Stored records:

** start **

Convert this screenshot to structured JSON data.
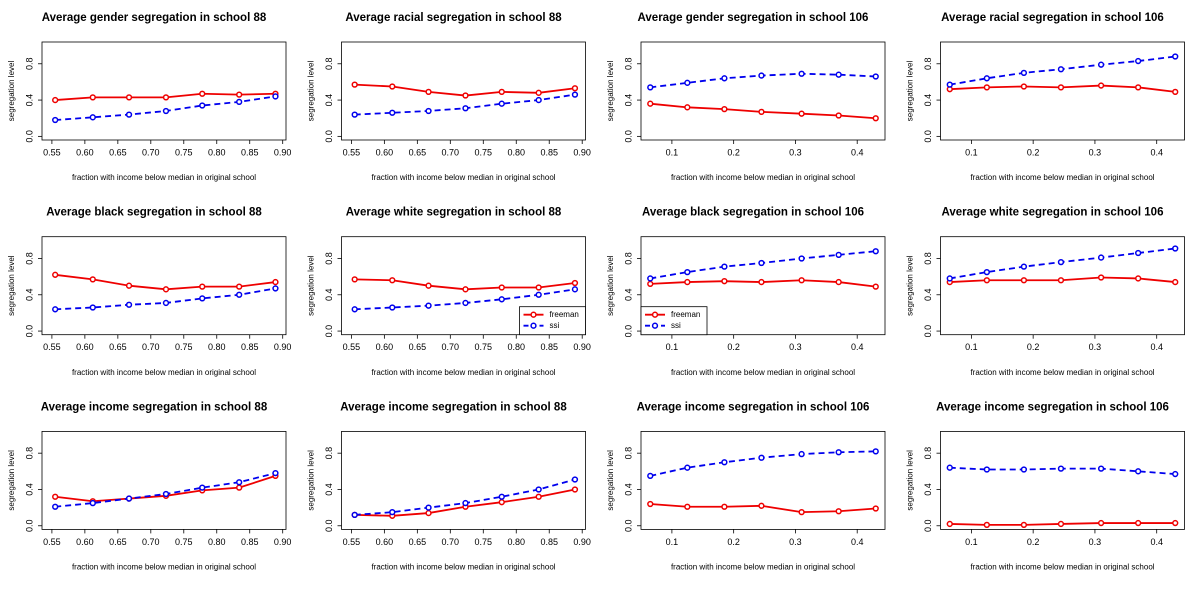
{
  "chart_data": [
    {
      "type": "line",
      "title": "Average gender segregation in school 88",
      "xlabel": "fraction with income below median in original school",
      "ylabel": "segregation level",
      "x": [
        0.555,
        0.612,
        0.667,
        0.723,
        0.778,
        0.834,
        0.889
      ],
      "xlim": [
        0.535,
        0.905
      ],
      "xticks": [
        0.55,
        {
          "value": 0.6,
          "label": "0.60"
        },
        0.65,
        {
          "value": 0.7,
          "label": "0.70"
        },
        0.75,
        {
          "value": 0.8,
          "label": "0.80"
        },
        0.85,
        {
          "value": 0.9,
          "label": "0.90"
        }
      ],
      "ylim": [
        -0.04,
        1.04
      ],
      "yticks": [
        {
          "value": 0,
          "label": "0.0"
        },
        0.4,
        0.8
      ],
      "series": [
        {
          "color": "#ee0000",
          "linestyle": "solid",
          "values": [
            0.4,
            0.43,
            0.43,
            0.43,
            0.47,
            0.46,
            0.47
          ]
        },
        {
          "color": "#0000ee",
          "linestyle": "dashed",
          "values": [
            0.18,
            0.21,
            0.24,
            0.28,
            0.34,
            0.38,
            0.44
          ]
        }
      ]
    },
    {
      "type": "line",
      "title": "Average racial segregation in school 88",
      "xlabel": "fraction with income below median in original school",
      "ylabel": "segregation level",
      "x": [
        0.555,
        0.612,
        0.667,
        0.723,
        0.778,
        0.834,
        0.889
      ],
      "xlim": [
        0.535,
        0.905
      ],
      "xticks": [
        0.55,
        {
          "value": 0.6,
          "label": "0.60"
        },
        0.65,
        {
          "value": 0.7,
          "label": "0.70"
        },
        0.75,
        {
          "value": 0.8,
          "label": "0.80"
        },
        0.85,
        {
          "value": 0.9,
          "label": "0.90"
        }
      ],
      "ylim": [
        -0.04,
        1.04
      ],
      "yticks": [
        {
          "value": 0,
          "label": "0.0"
        },
        0.4,
        0.8
      ],
      "series": [
        {
          "color": "#ee0000",
          "linestyle": "solid",
          "values": [
            0.57,
            0.55,
            0.49,
            0.45,
            0.49,
            0.48,
            0.53
          ]
        },
        {
          "color": "#0000ee",
          "linestyle": "dashed",
          "values": [
            0.24,
            0.26,
            0.28,
            0.31,
            0.36,
            0.4,
            0.46
          ]
        }
      ]
    },
    {
      "type": "line",
      "title": "Average gender segregation in school 106",
      "xlabel": "fraction with income below median in original school",
      "ylabel": "segregation level",
      "x": [
        0.065,
        0.125,
        0.185,
        0.245,
        0.31,
        0.37,
        0.43
      ],
      "xlim": [
        0.05,
        0.445
      ],
      "xticks": [
        0.1,
        0.2,
        0.3,
        0.4
      ],
      "ylim": [
        -0.04,
        1.04
      ],
      "yticks": [
        {
          "value": 0,
          "label": "0.0"
        },
        0.4,
        0.8
      ],
      "series": [
        {
          "color": "#ee0000",
          "linestyle": "solid",
          "values": [
            0.36,
            0.32,
            0.3,
            0.27,
            0.25,
            0.23,
            0.2
          ]
        },
        {
          "color": "#0000ee",
          "linestyle": "dashed",
          "values": [
            0.54,
            0.59,
            0.64,
            0.67,
            0.69,
            0.68,
            0.66
          ]
        }
      ]
    },
    {
      "type": "line",
      "title": "Average racial segregation in school 106",
      "xlabel": "fraction with income below median in original school",
      "ylabel": "segregation level",
      "x": [
        0.065,
        0.125,
        0.185,
        0.245,
        0.31,
        0.37,
        0.43
      ],
      "xlim": [
        0.05,
        0.445
      ],
      "xticks": [
        0.1,
        0.2,
        0.3,
        0.4
      ],
      "ylim": [
        -0.04,
        1.04
      ],
      "yticks": [
        {
          "value": 0,
          "label": "0.0"
        },
        0.4,
        0.8
      ],
      "series": [
        {
          "color": "#ee0000",
          "linestyle": "solid",
          "values": [
            0.52,
            0.54,
            0.55,
            0.54,
            0.56,
            0.54,
            0.49
          ]
        },
        {
          "color": "#0000ee",
          "linestyle": "dashed",
          "values": [
            0.57,
            0.64,
            0.7,
            0.74,
            0.79,
            0.83,
            0.88
          ]
        }
      ]
    },
    {
      "type": "line",
      "title": "Average black segregation in school 88",
      "xlabel": "fraction with income below median in original school",
      "ylabel": "segregation level",
      "x": [
        0.555,
        0.612,
        0.667,
        0.723,
        0.778,
        0.834,
        0.889
      ],
      "xlim": [
        0.535,
        0.905
      ],
      "xticks": [
        0.55,
        {
          "value": 0.6,
          "label": "0.60"
        },
        0.65,
        {
          "value": 0.7,
          "label": "0.70"
        },
        0.75,
        {
          "value": 0.8,
          "label": "0.80"
        },
        0.85,
        {
          "value": 0.9,
          "label": "0.90"
        }
      ],
      "ylim": [
        -0.04,
        1.04
      ],
      "yticks": [
        {
          "value": 0,
          "label": "0.0"
        },
        0.4,
        0.8
      ],
      "series": [
        {
          "color": "#ee0000",
          "linestyle": "solid",
          "values": [
            0.62,
            0.57,
            0.5,
            0.46,
            0.49,
            0.49,
            0.54
          ]
        },
        {
          "color": "#0000ee",
          "linestyle": "dashed",
          "values": [
            0.24,
            0.26,
            0.29,
            0.31,
            0.36,
            0.4,
            0.47
          ]
        }
      ]
    },
    {
      "type": "line",
      "title": "Average white segregation in school 88",
      "xlabel": "fraction with income below median in original school",
      "ylabel": "segregation level",
      "x": [
        0.555,
        0.612,
        0.667,
        0.723,
        0.778,
        0.834,
        0.889
      ],
      "xlim": [
        0.535,
        0.905
      ],
      "xticks": [
        0.55,
        {
          "value": 0.6,
          "label": "0.60"
        },
        0.65,
        {
          "value": 0.7,
          "label": "0.70"
        },
        0.75,
        {
          "value": 0.8,
          "label": "0.80"
        },
        0.85,
        {
          "value": 0.9,
          "label": "0.90"
        }
      ],
      "ylim": [
        -0.04,
        1.04
      ],
      "yticks": [
        {
          "value": 0,
          "label": "0.0"
        },
        0.4,
        0.8
      ],
      "legend": "bottomright",
      "series": [
        {
          "name": "freeman",
          "color": "#ee0000",
          "linestyle": "solid",
          "values": [
            0.57,
            0.56,
            0.5,
            0.46,
            0.48,
            0.48,
            0.53
          ]
        },
        {
          "name": "ssi",
          "color": "#0000ee",
          "linestyle": "dashed",
          "values": [
            0.24,
            0.26,
            0.28,
            0.31,
            0.35,
            0.4,
            0.46
          ]
        }
      ]
    },
    {
      "type": "line",
      "title": "Average black segregation in school 106",
      "xlabel": "fraction with income below median in original school",
      "ylabel": "segregation level",
      "x": [
        0.065,
        0.125,
        0.185,
        0.245,
        0.31,
        0.37,
        0.43
      ],
      "xlim": [
        0.05,
        0.445
      ],
      "xticks": [
        0.1,
        0.2,
        0.3,
        0.4
      ],
      "ylim": [
        -0.04,
        1.04
      ],
      "yticks": [
        {
          "value": 0,
          "label": "0.0"
        },
        0.4,
        0.8
      ],
      "legend": "bottomleft",
      "series": [
        {
          "name": "freeman",
          "color": "#ee0000",
          "linestyle": "solid",
          "values": [
            0.52,
            0.54,
            0.55,
            0.54,
            0.56,
            0.54,
            0.49
          ]
        },
        {
          "name": "ssi",
          "color": "#0000ee",
          "linestyle": "dashed",
          "values": [
            0.58,
            0.65,
            0.71,
            0.75,
            0.8,
            0.84,
            0.88
          ]
        }
      ]
    },
    {
      "type": "line",
      "title": "Average white segregation in school 106",
      "xlabel": "fraction with income below median in original school",
      "ylabel": "segregation level",
      "x": [
        0.065,
        0.125,
        0.185,
        0.245,
        0.31,
        0.37,
        0.43
      ],
      "xlim": [
        0.05,
        0.445
      ],
      "xticks": [
        0.1,
        0.2,
        0.3,
        0.4
      ],
      "ylim": [
        -0.04,
        1.04
      ],
      "yticks": [
        {
          "value": 0,
          "label": "0.0"
        },
        0.4,
        0.8
      ],
      "series": [
        {
          "color": "#ee0000",
          "linestyle": "solid",
          "values": [
            0.54,
            0.56,
            0.56,
            0.56,
            0.59,
            0.58,
            0.54
          ]
        },
        {
          "color": "#0000ee",
          "linestyle": "dashed",
          "values": [
            0.58,
            0.65,
            0.71,
            0.76,
            0.81,
            0.86,
            0.91
          ]
        }
      ]
    },
    {
      "type": "line",
      "title": "Average income segregation in school 88",
      "xlabel": "fraction with income below median in original school",
      "ylabel": "segregation level",
      "x": [
        0.555,
        0.612,
        0.667,
        0.723,
        0.778,
        0.834,
        0.889
      ],
      "xlim": [
        0.535,
        0.905
      ],
      "xticks": [
        0.55,
        {
          "value": 0.6,
          "label": "0.60"
        },
        0.65,
        {
          "value": 0.7,
          "label": "0.70"
        },
        0.75,
        {
          "value": 0.8,
          "label": "0.80"
        },
        0.85,
        {
          "value": 0.9,
          "label": "0.90"
        }
      ],
      "ylim": [
        -0.04,
        1.04
      ],
      "yticks": [
        {
          "value": 0,
          "label": "0.0"
        },
        0.4,
        0.8
      ],
      "series": [
        {
          "color": "#ee0000",
          "linestyle": "solid",
          "values": [
            0.32,
            0.27,
            0.3,
            0.33,
            0.39,
            0.42,
            0.55
          ]
        },
        {
          "color": "#0000ee",
          "linestyle": "dashed",
          "values": [
            0.21,
            0.25,
            0.3,
            0.35,
            0.42,
            0.48,
            0.58
          ]
        }
      ]
    },
    {
      "type": "line",
      "title": "Average income segregation in school 88",
      "xlabel": "fraction with income below median in original school",
      "ylabel": "segregation level",
      "x": [
        0.555,
        0.612,
        0.667,
        0.723,
        0.778,
        0.834,
        0.889
      ],
      "xlim": [
        0.535,
        0.905
      ],
      "xticks": [
        0.55,
        {
          "value": 0.6,
          "label": "0.60"
        },
        0.65,
        {
          "value": 0.7,
          "label": "0.70"
        },
        0.75,
        {
          "value": 0.8,
          "label": "0.80"
        },
        0.85,
        {
          "value": 0.9,
          "label": "0.90"
        }
      ],
      "ylim": [
        -0.04,
        1.04
      ],
      "yticks": [
        {
          "value": 0,
          "label": "0.0"
        },
        0.4,
        0.8
      ],
      "series": [
        {
          "color": "#ee0000",
          "linestyle": "solid",
          "values": [
            0.12,
            0.11,
            0.14,
            0.21,
            0.26,
            0.32,
            0.4
          ]
        },
        {
          "color": "#0000ee",
          "linestyle": "dashed",
          "values": [
            0.12,
            0.15,
            0.2,
            0.25,
            0.32,
            0.4,
            0.51
          ]
        }
      ]
    },
    {
      "type": "line",
      "title": "Average income segregation in school 106",
      "xlabel": "fraction with income below median in original school",
      "ylabel": "segregation level",
      "x": [
        0.065,
        0.125,
        0.185,
        0.245,
        0.31,
        0.37,
        0.43
      ],
      "xlim": [
        0.05,
        0.445
      ],
      "xticks": [
        0.1,
        0.2,
        0.3,
        0.4
      ],
      "ylim": [
        -0.04,
        1.04
      ],
      "yticks": [
        {
          "value": 0,
          "label": "0.0"
        },
        0.4,
        0.8
      ],
      "series": [
        {
          "color": "#ee0000",
          "linestyle": "solid",
          "values": [
            0.24,
            0.21,
            0.21,
            0.22,
            0.15,
            0.16,
            0.19
          ]
        },
        {
          "color": "#0000ee",
          "linestyle": "dashed",
          "values": [
            0.55,
            0.64,
            0.7,
            0.75,
            0.79,
            0.81,
            0.82
          ]
        }
      ]
    },
    {
      "type": "line",
      "title": "Average income segregation in school 106",
      "xlabel": "fraction with income below median in original school",
      "ylabel": "segregation level",
      "x": [
        0.065,
        0.125,
        0.185,
        0.245,
        0.31,
        0.37,
        0.43
      ],
      "xlim": [
        0.05,
        0.445
      ],
      "xticks": [
        0.1,
        0.2,
        0.3,
        0.4
      ],
      "ylim": [
        -0.04,
        1.04
      ],
      "yticks": [
        {
          "value": 0,
          "label": "0.0"
        },
        0.4,
        0.8
      ],
      "series": [
        {
          "color": "#ee0000",
          "linestyle": "solid",
          "values": [
            0.02,
            0.01,
            0.01,
            0.02,
            0.03,
            0.03,
            0.03
          ]
        },
        {
          "color": "#0000ee",
          "linestyle": "dashed",
          "values": [
            0.64,
            0.62,
            0.62,
            0.63,
            0.63,
            0.6,
            0.57
          ]
        }
      ]
    }
  ]
}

** end **

### What is asked
Tally the lines in the listing that hold "racial" and report the number alone.

### Written answer
2